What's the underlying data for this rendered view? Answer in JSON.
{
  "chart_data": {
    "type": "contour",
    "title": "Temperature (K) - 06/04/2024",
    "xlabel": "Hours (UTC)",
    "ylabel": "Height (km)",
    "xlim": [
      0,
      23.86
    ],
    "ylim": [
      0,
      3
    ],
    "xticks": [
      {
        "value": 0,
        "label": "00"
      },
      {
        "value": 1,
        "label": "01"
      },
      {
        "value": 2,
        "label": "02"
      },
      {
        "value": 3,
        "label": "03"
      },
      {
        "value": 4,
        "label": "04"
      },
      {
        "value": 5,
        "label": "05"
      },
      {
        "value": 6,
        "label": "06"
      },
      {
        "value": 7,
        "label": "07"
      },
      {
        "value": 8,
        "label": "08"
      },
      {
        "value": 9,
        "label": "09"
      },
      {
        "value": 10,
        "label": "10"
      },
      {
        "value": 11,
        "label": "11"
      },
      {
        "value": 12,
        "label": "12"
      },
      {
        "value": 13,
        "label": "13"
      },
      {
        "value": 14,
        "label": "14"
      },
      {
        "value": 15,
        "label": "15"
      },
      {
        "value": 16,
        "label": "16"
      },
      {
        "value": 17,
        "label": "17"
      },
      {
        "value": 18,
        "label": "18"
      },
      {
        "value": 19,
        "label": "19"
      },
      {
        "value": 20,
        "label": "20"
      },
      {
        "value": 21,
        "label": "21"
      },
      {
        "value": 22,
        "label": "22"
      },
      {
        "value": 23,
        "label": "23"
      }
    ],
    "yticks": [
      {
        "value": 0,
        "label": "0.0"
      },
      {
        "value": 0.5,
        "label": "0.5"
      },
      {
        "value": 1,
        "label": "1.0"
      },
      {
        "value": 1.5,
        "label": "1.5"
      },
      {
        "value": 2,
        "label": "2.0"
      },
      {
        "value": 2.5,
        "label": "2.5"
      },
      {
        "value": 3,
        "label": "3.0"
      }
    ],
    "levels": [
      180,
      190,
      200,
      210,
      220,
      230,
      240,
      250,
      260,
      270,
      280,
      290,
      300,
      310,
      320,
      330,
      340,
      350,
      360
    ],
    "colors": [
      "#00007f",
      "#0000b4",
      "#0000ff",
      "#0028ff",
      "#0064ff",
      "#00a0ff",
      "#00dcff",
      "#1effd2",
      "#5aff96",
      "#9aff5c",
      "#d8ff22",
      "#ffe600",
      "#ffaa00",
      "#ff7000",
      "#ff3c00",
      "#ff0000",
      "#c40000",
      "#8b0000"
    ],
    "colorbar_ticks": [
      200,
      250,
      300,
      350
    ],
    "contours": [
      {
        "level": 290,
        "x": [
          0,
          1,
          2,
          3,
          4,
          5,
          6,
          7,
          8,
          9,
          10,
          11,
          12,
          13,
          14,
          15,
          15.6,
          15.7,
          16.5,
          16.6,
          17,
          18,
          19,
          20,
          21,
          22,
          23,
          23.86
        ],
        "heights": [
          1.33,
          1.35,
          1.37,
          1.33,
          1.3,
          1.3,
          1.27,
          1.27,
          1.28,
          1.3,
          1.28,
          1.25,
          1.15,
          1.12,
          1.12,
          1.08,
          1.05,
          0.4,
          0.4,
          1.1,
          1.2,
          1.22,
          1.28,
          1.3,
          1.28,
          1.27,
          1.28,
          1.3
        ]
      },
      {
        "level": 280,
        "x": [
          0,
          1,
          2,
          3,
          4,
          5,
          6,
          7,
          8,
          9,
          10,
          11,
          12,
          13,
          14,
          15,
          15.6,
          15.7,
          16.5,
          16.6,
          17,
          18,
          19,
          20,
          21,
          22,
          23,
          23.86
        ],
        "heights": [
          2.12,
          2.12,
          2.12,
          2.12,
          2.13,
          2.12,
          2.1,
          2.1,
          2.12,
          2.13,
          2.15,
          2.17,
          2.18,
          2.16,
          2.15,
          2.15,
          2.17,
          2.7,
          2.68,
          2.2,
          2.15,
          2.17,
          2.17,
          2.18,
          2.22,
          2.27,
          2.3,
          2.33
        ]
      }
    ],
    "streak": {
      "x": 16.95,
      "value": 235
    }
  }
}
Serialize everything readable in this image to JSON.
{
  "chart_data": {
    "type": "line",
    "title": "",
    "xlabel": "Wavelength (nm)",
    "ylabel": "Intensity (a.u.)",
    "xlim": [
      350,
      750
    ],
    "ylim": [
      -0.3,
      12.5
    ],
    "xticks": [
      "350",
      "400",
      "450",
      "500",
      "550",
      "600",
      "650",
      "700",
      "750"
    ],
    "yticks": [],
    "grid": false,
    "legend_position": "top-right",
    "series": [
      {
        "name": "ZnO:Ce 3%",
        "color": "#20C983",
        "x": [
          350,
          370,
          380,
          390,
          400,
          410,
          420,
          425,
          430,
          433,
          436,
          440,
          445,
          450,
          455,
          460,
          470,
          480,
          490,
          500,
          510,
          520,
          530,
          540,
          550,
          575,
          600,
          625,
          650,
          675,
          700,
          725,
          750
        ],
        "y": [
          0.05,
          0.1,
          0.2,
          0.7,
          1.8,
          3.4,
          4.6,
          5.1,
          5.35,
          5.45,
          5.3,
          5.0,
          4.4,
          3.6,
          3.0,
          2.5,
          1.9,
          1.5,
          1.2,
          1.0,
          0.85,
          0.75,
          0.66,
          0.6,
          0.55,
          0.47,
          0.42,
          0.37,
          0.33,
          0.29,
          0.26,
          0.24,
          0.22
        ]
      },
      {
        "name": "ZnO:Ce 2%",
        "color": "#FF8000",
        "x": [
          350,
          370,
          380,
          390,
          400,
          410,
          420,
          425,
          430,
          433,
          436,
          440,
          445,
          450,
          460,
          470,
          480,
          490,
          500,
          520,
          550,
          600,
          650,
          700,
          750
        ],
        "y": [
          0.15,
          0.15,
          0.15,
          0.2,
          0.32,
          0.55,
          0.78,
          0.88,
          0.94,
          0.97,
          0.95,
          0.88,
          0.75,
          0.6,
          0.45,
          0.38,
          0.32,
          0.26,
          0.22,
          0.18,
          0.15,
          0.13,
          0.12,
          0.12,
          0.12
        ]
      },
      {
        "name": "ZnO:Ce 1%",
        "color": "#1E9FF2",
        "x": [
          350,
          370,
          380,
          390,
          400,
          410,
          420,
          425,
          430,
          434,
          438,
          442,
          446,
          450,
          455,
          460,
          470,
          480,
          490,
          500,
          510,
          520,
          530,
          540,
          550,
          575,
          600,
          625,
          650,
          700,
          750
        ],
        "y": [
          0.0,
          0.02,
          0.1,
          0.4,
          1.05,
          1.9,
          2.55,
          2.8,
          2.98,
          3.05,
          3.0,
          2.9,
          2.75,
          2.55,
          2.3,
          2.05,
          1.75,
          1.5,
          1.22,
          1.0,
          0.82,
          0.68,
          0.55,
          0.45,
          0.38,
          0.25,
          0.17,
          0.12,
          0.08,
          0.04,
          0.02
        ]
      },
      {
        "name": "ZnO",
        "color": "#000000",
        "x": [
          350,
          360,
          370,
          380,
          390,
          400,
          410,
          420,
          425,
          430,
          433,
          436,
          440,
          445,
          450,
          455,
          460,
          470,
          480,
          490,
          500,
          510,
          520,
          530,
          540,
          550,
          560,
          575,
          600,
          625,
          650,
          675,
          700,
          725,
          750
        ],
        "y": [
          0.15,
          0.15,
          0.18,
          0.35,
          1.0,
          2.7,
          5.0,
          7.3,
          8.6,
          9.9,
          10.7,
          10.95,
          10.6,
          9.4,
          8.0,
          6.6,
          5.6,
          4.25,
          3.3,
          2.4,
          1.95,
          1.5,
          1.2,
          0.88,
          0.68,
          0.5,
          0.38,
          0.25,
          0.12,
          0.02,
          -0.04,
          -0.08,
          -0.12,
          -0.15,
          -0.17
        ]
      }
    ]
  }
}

## WHAT IS EXPECTED
Show all lines in the entries above where the string "this" appears.

## RIGHT ANSWER
What's the underlying data for this rendered view? Answer in JSON.
Serialize everything readable in this image to JSON.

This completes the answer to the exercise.